Data excerpts:

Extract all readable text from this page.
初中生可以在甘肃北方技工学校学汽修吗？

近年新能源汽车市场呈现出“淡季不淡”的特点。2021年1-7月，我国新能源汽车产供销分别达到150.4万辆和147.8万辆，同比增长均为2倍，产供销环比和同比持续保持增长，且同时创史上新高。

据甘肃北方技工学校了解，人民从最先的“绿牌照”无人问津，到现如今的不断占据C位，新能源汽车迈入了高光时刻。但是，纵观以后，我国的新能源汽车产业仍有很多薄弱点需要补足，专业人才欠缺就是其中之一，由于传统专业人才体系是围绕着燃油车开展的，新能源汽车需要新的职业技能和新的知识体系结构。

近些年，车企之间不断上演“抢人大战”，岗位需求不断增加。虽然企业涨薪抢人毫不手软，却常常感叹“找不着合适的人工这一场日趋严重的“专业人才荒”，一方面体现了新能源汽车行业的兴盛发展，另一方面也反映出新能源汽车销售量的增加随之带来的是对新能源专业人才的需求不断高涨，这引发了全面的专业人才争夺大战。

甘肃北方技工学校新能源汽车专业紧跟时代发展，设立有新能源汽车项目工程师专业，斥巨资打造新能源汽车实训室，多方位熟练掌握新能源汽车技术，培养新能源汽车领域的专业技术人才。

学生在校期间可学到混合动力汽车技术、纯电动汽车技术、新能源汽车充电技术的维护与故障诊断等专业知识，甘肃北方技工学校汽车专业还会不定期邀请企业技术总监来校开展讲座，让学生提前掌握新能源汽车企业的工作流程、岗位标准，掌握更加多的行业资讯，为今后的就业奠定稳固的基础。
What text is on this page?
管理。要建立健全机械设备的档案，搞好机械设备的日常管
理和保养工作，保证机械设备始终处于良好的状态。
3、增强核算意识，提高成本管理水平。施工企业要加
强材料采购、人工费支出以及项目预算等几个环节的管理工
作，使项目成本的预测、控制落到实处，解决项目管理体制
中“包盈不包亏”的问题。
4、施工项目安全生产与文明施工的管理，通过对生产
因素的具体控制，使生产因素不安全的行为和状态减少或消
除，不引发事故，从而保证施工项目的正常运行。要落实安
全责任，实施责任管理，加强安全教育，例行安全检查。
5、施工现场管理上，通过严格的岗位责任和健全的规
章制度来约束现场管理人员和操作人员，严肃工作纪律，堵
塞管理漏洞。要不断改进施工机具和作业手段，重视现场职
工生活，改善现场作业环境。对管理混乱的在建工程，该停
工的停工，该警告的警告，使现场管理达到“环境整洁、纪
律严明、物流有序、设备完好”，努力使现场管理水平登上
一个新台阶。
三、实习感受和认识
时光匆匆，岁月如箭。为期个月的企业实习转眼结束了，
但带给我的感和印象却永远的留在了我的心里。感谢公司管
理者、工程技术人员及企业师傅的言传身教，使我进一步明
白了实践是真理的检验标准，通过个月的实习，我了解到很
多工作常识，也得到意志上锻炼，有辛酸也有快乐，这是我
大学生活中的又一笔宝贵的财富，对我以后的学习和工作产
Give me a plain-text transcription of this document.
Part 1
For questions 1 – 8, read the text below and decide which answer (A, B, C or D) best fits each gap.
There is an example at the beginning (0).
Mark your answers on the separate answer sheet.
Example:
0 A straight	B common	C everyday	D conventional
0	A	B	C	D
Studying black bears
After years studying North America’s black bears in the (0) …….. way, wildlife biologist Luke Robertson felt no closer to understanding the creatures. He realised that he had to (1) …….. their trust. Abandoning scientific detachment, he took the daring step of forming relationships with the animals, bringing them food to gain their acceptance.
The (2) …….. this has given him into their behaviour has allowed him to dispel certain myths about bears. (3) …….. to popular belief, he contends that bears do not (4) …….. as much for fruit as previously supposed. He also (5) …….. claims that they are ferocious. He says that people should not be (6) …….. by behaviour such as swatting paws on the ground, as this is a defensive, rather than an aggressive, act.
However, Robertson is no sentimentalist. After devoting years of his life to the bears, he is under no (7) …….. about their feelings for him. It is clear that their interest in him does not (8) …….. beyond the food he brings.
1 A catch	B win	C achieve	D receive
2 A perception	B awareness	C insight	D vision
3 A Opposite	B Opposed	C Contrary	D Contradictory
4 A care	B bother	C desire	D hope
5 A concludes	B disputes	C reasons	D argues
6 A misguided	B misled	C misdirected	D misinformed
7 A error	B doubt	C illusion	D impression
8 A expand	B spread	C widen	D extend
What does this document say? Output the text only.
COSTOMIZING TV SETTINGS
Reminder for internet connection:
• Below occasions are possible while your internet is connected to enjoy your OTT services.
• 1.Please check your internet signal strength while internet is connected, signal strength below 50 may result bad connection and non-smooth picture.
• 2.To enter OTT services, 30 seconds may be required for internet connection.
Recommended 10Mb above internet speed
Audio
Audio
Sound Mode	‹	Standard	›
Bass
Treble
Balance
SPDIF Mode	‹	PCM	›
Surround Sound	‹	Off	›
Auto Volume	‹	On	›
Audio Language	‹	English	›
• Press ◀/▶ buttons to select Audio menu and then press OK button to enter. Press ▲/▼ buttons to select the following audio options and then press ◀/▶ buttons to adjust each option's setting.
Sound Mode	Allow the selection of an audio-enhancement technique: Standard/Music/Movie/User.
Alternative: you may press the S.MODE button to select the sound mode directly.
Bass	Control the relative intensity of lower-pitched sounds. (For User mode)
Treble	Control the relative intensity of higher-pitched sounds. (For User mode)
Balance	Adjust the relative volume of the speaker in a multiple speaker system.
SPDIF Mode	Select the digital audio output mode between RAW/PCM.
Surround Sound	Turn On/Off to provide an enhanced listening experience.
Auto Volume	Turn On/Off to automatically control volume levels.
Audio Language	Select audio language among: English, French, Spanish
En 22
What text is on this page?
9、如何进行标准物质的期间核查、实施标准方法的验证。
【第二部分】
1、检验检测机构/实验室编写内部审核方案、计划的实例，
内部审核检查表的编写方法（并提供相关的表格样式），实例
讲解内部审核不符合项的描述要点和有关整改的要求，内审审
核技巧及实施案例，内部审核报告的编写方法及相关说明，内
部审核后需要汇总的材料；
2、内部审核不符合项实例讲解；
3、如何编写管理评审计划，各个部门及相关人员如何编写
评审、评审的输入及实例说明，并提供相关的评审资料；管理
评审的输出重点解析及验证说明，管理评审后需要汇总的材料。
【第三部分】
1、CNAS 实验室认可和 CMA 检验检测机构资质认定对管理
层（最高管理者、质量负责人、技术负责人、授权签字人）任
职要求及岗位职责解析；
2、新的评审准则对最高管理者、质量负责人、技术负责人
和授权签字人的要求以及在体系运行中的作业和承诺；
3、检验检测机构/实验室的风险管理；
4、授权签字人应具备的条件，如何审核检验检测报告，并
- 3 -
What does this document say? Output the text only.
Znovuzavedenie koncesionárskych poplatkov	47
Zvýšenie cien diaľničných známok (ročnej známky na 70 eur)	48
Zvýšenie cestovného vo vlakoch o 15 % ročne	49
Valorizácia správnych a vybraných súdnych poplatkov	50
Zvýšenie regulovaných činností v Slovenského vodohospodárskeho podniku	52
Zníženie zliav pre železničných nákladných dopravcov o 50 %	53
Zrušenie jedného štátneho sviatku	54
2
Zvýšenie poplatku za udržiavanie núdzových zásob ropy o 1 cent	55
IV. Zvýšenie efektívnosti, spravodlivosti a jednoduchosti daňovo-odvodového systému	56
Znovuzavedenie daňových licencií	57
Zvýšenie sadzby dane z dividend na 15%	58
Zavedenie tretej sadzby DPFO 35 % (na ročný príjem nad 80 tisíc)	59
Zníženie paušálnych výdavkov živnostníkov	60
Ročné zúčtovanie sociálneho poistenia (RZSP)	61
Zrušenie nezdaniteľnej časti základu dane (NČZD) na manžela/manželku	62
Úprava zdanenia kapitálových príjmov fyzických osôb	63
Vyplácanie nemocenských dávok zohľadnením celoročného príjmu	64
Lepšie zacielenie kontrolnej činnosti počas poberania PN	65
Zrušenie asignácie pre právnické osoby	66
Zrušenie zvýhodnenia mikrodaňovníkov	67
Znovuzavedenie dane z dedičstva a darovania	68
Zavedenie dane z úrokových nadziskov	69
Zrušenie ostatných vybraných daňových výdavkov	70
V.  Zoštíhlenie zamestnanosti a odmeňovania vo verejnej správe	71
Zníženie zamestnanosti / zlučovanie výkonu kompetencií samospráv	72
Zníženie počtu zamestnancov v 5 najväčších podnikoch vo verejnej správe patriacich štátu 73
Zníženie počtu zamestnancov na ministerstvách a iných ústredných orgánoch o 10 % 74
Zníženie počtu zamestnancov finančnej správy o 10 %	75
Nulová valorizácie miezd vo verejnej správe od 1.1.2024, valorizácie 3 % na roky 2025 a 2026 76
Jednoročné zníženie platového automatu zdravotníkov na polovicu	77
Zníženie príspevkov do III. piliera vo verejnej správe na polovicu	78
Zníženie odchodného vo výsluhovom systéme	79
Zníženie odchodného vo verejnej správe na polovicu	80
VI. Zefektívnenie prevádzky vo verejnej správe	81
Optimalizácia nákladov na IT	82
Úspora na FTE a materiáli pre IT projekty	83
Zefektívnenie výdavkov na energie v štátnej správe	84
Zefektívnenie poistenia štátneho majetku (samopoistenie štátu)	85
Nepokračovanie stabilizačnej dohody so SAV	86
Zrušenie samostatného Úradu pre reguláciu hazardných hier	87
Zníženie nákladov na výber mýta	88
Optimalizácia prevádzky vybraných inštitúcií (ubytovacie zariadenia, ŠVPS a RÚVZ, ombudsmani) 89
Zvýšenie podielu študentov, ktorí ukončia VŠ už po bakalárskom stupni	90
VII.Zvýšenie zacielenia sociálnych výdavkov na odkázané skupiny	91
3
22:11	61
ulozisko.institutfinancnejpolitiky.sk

WHAT TO DO: Among the lines of the data above, determine how many contain the word "Optimalizácia". Report the number alone.

EXPECTED ANSWER: 2